Given request => Will you output the entries below exactly, skipping every image they contain?

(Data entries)
****************************************
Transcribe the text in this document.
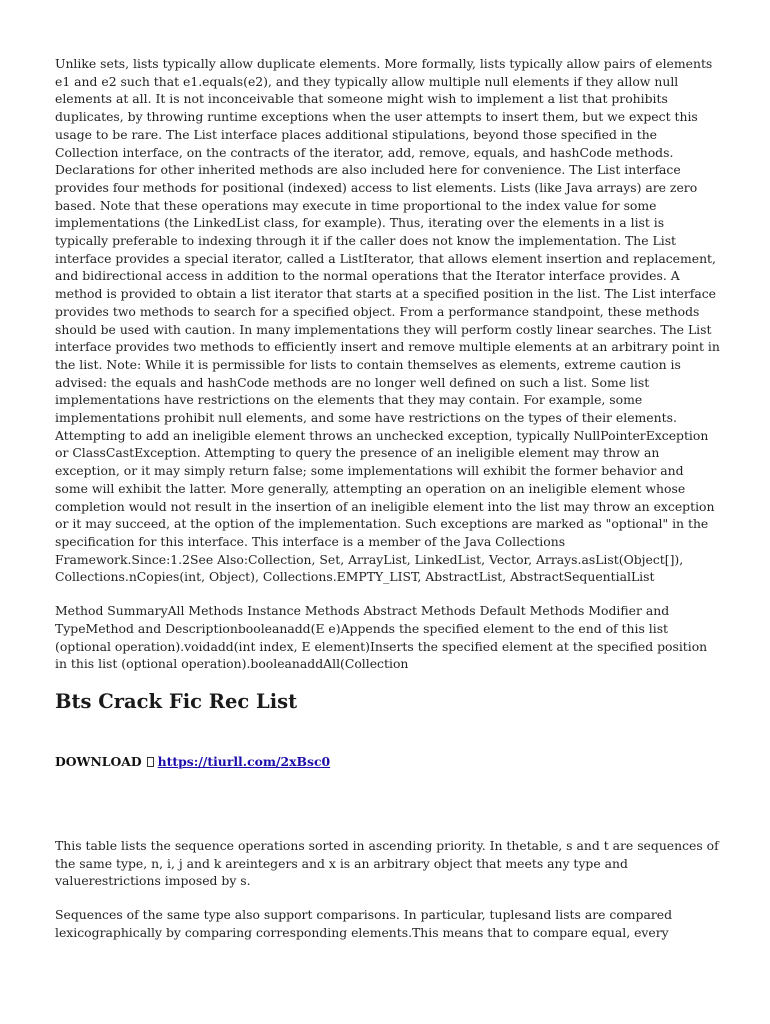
Unlike sets, lists typically allow duplicate elements. More formally, lists typically allow pairs of elements e1 and e2 such that e1.equals(e2), and they typically allow multiple null elements if they allow null elements at all. It is not inconceivable that someone might wish to implement a list that prohibits duplicates, by throwing runtime exceptions when the user attempts to insert them, but we expect this usage to be rare. The List interface places additional stipulations, beyond those specified in the Collection interface, on the contracts of the iterator, add, remove, equals, and hashCode methods. Declarations for other inherited methods are also included here for convenience. The List interface provides four methods for positional (indexed) access to list elements. Lists (like Java arrays) are zero based. Note that these operations may execute in time proportional to the index value for some implementations (the LinkedList class, for example). Thus, iterating over the elements in a list is typically preferable to indexing through it if the caller does not know the implementation. The List interface provides a special iterator, called a ListIterator, that allows element insertion and replacement, and bidirectional access in addition to the normal operations that the Iterator interface provides. A method is provided to obtain a list iterator that starts at a specified position in the list. The List interface provides two methods to search for a specified object. From a performance standpoint, these methods should be used with caution. In many implementations they will perform costly linear searches. The List interface provides two methods to efficiently insert and remove multiple elements at an arbitrary point in the list. Note: While it is permissible for lists to contain themselves as elements, extreme caution is advised: the equals and hashCode methods are no longer well defined on such a list. Some list implementations have restrictions on the elements that they may contain. For example, some implementations prohibit null elements, and some have restrictions on the types of their elements. Attempting to add an ineligible element throws an unchecked exception, typically NullPointerException or ClassCastException. Attempting to query the presence of an ineligible element may throw an exception, or it may simply return false; some implementations will exhibit the former behavior and some will exhibit the latter. More generally, attempting an operation on an ineligible element whose completion would not result in the insertion of an ineligible element into the list may throw an exception or it may succeed, at the option of the implementation. Such exceptions are marked as "optional" in the specification for this interface. This interface is a member of the Java Collections Framework.Since:1.2See Also:Collection, Set, ArrayList, LinkedList, Vector, Arrays.asList(Object[]), Collections.nCopies(int, Object), Collections.EMPTY_LIST, AbstractList, AbstractSequentialList

Method SummaryAll Methods Instance Methods Abstract Methods Default Methods Modifier and TypeMethod and Descriptionbooleanadd(E e)Appends the specified element to the end of this list (optional operation).voidadd(int index, E element)Inserts the specified element at the specified position in this list (optional operation).booleanaddAll(Collection

Bts Crack Fic Rec List
DOWNLOAD https://tiurll.com/2xBsc0

This table lists the sequence operations sorted in ascending priority. In thetable, s and t are sequences of the same type, n, i, j and k areintegers and x is an arbitrary object that meets any type and valuerestrictions imposed by s.

Sequences of the same type also support comparisons. In particular, tuplesand lists are compared lexicographically by comparing corresponding elements.This means that to compare equal, every
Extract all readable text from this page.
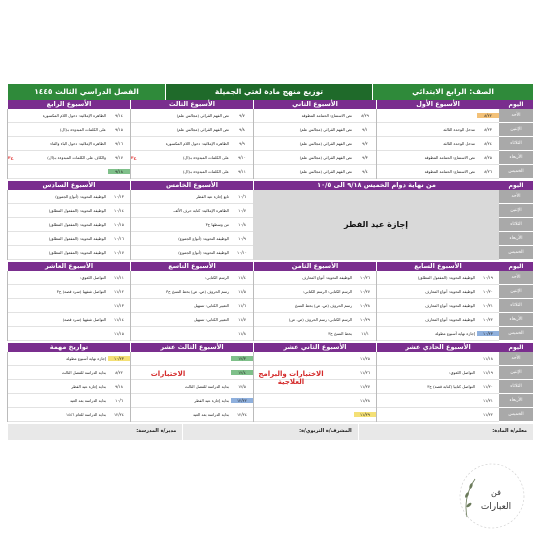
الصف: الرابع الابتدائي
توزيع منهج مادة لغتي الجميلة
الفصل الدراسي الثالث ١٤٤٥
اليوم
الأحد
الإثنين
الثلاثاء
الأربعاء
الخميس
الأسبوع الأول
٨/٢٢
٨/٢٣
مدخل الوحدة الثالثة
٨/٢٤
مدخل الوحدة الثالثة
٨/٢٥
نص الاستماع: الحمامة المطوقة
٨/٢٦
نص الاستماع: الحمامة المطوقة
الأسبوع الثاني
٨/٢٩
نص الاستماع: الحمامة المطوقة
٩/١
نص الفهم القرائي (مجالس علم)
٩/٢
نص الفهم القرائي (مجالس علم)
٩/٣
نص الفهم القرائي (مجالس علم)
٩/٤
نص الفهم القرائي (مجالس علم)
الأسبوع الثالث
٩/٧
نص الفهم القرائي (مجالس علم)
٩/٨
نص الفهم القرائي (مجالس علم)
٩/٩
الظاهرة الإملائية: دخول اللام المكسورة
٩/١٠
على الكلمات المبدوءة بـ(ال)
ح٣
٩/١١
على الكلمات المبدوءة بـ(ال)
الأسبوع الرابع
٩/١٤
الظاهرة الإملائية: دخول اللام المكسورة
٩/١٥
على الكلمات المبدوءة بـ(ال)
٩/١٦
الظاهرة الإملائية: دخول الباء والفاء
٩/١٧
والكاف على الكلمات المبدوءة بـ(ال)
ح٣
٩/١٨
اليوم
الأحد
الإثنين
الثلاثاء
الأربعاء
الخميس
من نهاية دوام الخميس ٩/١٨ الى ١٠/٥
إجازة عيد الفطر
الأسبوع الخامس
١٠/٦
تابع إجازة عيد الفطر
١٠/٧
الظاهرة الإملائية: كتابة حرف الألف
١٠/٨
من وسطها ح٣
١٠/٩
الوظيفة النحوية: (أنواع الجموع)
١٠/١٠
الوظيفة النحوية: (أنواع الجموع)
الأسبوع السادس
١٠/١٣
الوظيفة النحوية: (أنواع الجموع)
١٠/١٤
الوظيفة النحوية: (المفعول المطلق)
١٠/١٥
الوظيفة النحوية: (المفعول المطلق)
١٠/١٦
الوظيفة النحوية: (المفعول المطلق)
١٠/١٧
الوظيفة النحوية: (المفعول المطلق)
اليوم
الأحد
الإثنين
الثلاثاء
الأربعاء
الخميس
الأسبوع السابع
١٠/١٩
الوظيفة النحوية: (المفعول المطلق)
١٠/٢٠
الوظيفة النحوية: أنواع المعارف
١٠/٢١
الوظيفة النحوية: أنواع المعارف
١٠/٢٢
الوظيفة النحوية: أنواع المعارف
١٠/٢٣
إجازة نهاية أسبوع مطولة
الأسبوع الثامن
١٠/٢٦
الوظيفة النحوية: أنواع المعارف
١٠/٢٧
الرسم الكتابي: الرسم الكتابي:
١٠/٢٨
رسم الحروف (ص، ض) بخط النسخ
١٠/٢٩
الرسم الكتابي: رسم الحروف (ص، ض)
١١/١
بخط النسخ ح٣
الأسبوع التاسع
١١/٤
الرسم الكتابي:
١١/٥
رسم الحروف (ص، ض) بخط النسخ ح٣
١١/٦
التعبير الكتابي: تسهيل
١١/٧
التعبير الكتابي: تسهيل
١١/٨
الأسبوع العاشر
١١/١١
التواصل اللغوي:
١١/١٢
التواصل شفهيا (سرد قصة) ح٣
١١/١٣
١١/١٤
التواصل شفهيا (سرد قصة)
١١/١٥
اليوم
الأحد
الإثنين
الثلاثاء
الأربعاء
الخميس
الأسبوع الحادي عشر
١١/١٨
١١/١٩
التواصل اللغوي:
١١/٢٠
التواصل كتابيا (كتابة قصة) ح٣
١١/٢١
١١/٢٢
الأسبوع الثاني عشر
١١/٢٥
١١/٢٦
١١/٢٧
١١/٢٨
١١/٢٩
الاختبارات والبرامج العلاجية
الأسبوع الثالث عشر
١٢/٣
١٢/٤
١٢/٥
بداية الدراسة للفصل الثالث
١٢/٢٢
بداية إجازة عيد الفطر
١٢/٢٤
بداية الدراسة بعد العيد
الاختبارات
تواريخ مهمة
١٠/٢٣
إجازة نهاية أسبوع مطولة
٨/٢٢
بداية الدراسة للفصل الثالث
٩/١٨
بداية إجازة عيد الفطر
١٠/٦
بداية الدراسة بعد العيد
١٢/٢٤
بداية الدراسة للعام ١٤٤٦
معلم/ة المادة:
المشرف/ة التربوي/ة:
مدير/ة المدرسة:
فن
العبارات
****************************************
Finished answer =>
Transcribe the text in this document.
Unlike sets, lists typically allow duplicate elements. More formally, lists typically allow pairs of elements e1 and e2 such that e1.equals(e2), and they typically allow multiple null elements if they allow null elements at all. It is not inconceivable that someone might wish to implement a list that prohibits duplicates, by throwing runtime exceptions when the user attempts to insert them, but we expect this usage to be rare. The List interface places additional stipulations, beyond those specified in the Collection interface, on the contracts of the iterator, add, remove, equals, and hashCode methods. Declarations for other inherited methods are also included here for convenience. The List interface provides four methods for positional (indexed) access to list elements. Lists (like Java arrays) are zero based. Note that these operations may execute in time proportional to the index value for some implementations (the LinkedList class, for example). Thus, iterating over the elements in a list is typically preferable to indexing through it if the caller does not know the implementation. The List interface provides a special iterator, called a ListIterator, that allows element insertion and replacement, and bidirectional access in addition to the normal operations that the Iterator interface provides. A method is provided to obtain a list iterator that starts at a specified position in the list. The List interface provides two methods to search for a specified object. From a performance standpoint, these methods should be used with caution. In many implementations they will perform costly linear searches. The List interface provides two methods to efficiently insert and remove multiple elements at an arbitrary point in the list. Note: While it is permissible for lists to contain themselves as elements, extreme caution is advised: the equals and hashCode methods are no longer well defined on such a list. Some list implementations have restrictions on the elements that they may contain. For example, some implementations prohibit null elements, and some have restrictions on the types of their elements. Attempting to add an ineligible element throws an unchecked exception, typically NullPointerException or ClassCastException. Attempting to query the presence of an ineligible element may throw an exception, or it may simply return false; some implementations will exhibit the former behavior and some will exhibit the latter. More generally, attempting an operation on an ineligible element whose completion would not result in the insertion of an ineligible element into the list may throw an exception or it may succeed, at the option of the implementation. Such exceptions are marked as "optional" in the specification for this interface. This interface is a member of the Java Collections Framework.Since:1.2See Also:Collection, Set, ArrayList, LinkedList, Vector, Arrays.asList(Object[]), Collections.nCopies(int, Object), Collections.EMPTY_LIST, AbstractList, AbstractSequentialList

Method SummaryAll Methods Instance Methods Abstract Methods Default Methods Modifier and TypeMethod and Descriptionbooleanadd(E e)Appends the specified element to the end of this list (optional operation).voidadd(int index, E element)Inserts the specified element at the specified position in this list (optional operation).booleanaddAll(Collection

Bts Crack Fic Rec List
DOWNLOAD https://tiurll.com/2xBsc0

This table lists the sequence operations sorted in ascending priority. In thetable, s and t are sequences of the same type, n, i, j and k areintegers and x is an arbitrary object that meets any type and valuerestrictions imposed by s.

Sequences of the same type also support comparisons. In particular, tuplesand lists are compared lexicographically by comparing corresponding elements.This means that to compare equal, every
Extract all readable text from this page.
الصف: الرابع الابتدائي
توزيع منهج مادة لغتي الجميلة
الفصل الدراسي الثالث ١٤٤٥
اليوم
الأحد
الإثنين
الثلاثاء
الأربعاء
الخميس
الأسبوع الأول
٨/٢٢
٨/٢٣
مدخل الوحدة الثالثة
٨/٢٤
مدخل الوحدة الثالثة
٨/٢٥
نص الاستماع: الحمامة المطوقة
٨/٢٦
نص الاستماع: الحمامة المطوقة
الأسبوع الثاني
٨/٢٩
نص الاستماع: الحمامة المطوقة
٩/١
نص الفهم القرائي (مجالس علم)
٩/٢
نص الفهم القرائي (مجالس علم)
٩/٣
نص الفهم القرائي (مجالس علم)
٩/٤
نص الفهم القرائي (مجالس علم)
الأسبوع الثالث
٩/٧
نص الفهم القرائي (مجالس علم)
٩/٨
نص الفهم القرائي (مجالس علم)
٩/٩
الظاهرة الإملائية: دخول اللام المكسورة
٩/١٠
على الكلمات المبدوءة بـ(ال)
ح٣
٩/١١
على الكلمات المبدوءة بـ(ال)
الأسبوع الرابع
٩/١٤
الظاهرة الإملائية: دخول اللام المكسورة
٩/١٥
على الكلمات المبدوءة بـ(ال)
٩/١٦
الظاهرة الإملائية: دخول الباء والفاء
٩/١٧
والكاف على الكلمات المبدوءة بـ(ال)
ح٣
٩/١٨
اليوم
الأحد
الإثنين
الثلاثاء
الأربعاء
الخميس
من نهاية دوام الخميس ٩/١٨ الى ١٠/٥
إجازة عيد الفطر
الأسبوع الخامس
١٠/٦
تابع إجازة عيد الفطر
١٠/٧
الظاهرة الإملائية: كتابة حرف الألف
١٠/٨
من وسطها ح٣
١٠/٩
الوظيفة النحوية: (أنواع الجموع)
١٠/١٠
الوظيفة النحوية: (أنواع الجموع)
الأسبوع السادس
١٠/١٣
الوظيفة النحوية: (أنواع الجموع)
١٠/١٤
الوظيفة النحوية: (المفعول المطلق)
١٠/١٥
الوظيفة النحوية: (المفعول المطلق)
١٠/١٦
الوظيفة النحوية: (المفعول المطلق)
١٠/١٧
الوظيفة النحوية: (المفعول المطلق)
اليوم
الأحد
الإثنين
الثلاثاء
الأربعاء
الخميس
الأسبوع السابع
١٠/١٩
الوظيفة النحوية: (المفعول المطلق)
١٠/٢٠
الوظيفة النحوية: أنواع المعارف
١٠/٢١
الوظيفة النحوية: أنواع المعارف
١٠/٢٢
الوظيفة النحوية: أنواع المعارف
١٠/٢٣
إجازة نهاية أسبوع مطولة
الأسبوع الثامن
١٠/٢٦
الوظيفة النحوية: أنواع المعارف
١٠/٢٧
الرسم الكتابي: الرسم الكتابي:
١٠/٢٨
رسم الحروف (ص، ض) بخط النسخ
١٠/٢٩
الرسم الكتابي: رسم الحروف (ص، ض)
١١/١
بخط النسخ ح٣
الأسبوع التاسع
١١/٤
الرسم الكتابي:
١١/٥
رسم الحروف (ص، ض) بخط النسخ ح٣
١١/٦
التعبير الكتابي: تسهيل
١١/٧
التعبير الكتابي: تسهيل
١١/٨
الأسبوع العاشر
١١/١١
التواصل اللغوي:
١١/١٢
التواصل شفهيا (سرد قصة) ح٣
١١/١٣
١١/١٤
التواصل شفهيا (سرد قصة)
١١/١٥
اليوم
الأحد
الإثنين
الثلاثاء
الأربعاء
الخميس
الأسبوع الحادي عشر
١١/١٨
١١/١٩
التواصل اللغوي:
١١/٢٠
التواصل كتابيا (كتابة قصة) ح٣
١١/٢١
١١/٢٢
الأسبوع الثاني عشر
١١/٢٥
١١/٢٦
١١/٢٧
١١/٢٨
١١/٢٩
الاختبارات والبرامج العلاجية
الأسبوع الثالث عشر
١٢/٣
١٢/٤
١٢/٥
بداية الدراسة للفصل الثالث
١٢/٢٢
بداية إجازة عيد الفطر
١٢/٢٤
بداية الدراسة بعد العيد
الاختبارات
تواريخ مهمة
١٠/٢٣
إجازة نهاية أسبوع مطولة
٨/٢٢
بداية الدراسة للفصل الثالث
٩/١٨
بداية إجازة عيد الفطر
١٠/٦
بداية الدراسة بعد العيد
١٢/٢٤
بداية الدراسة للعام ١٤٤٦
معلم/ة المادة:
المشرف/ة التربوي/ة:
مدير/ة المدرسة:
فن
العبارات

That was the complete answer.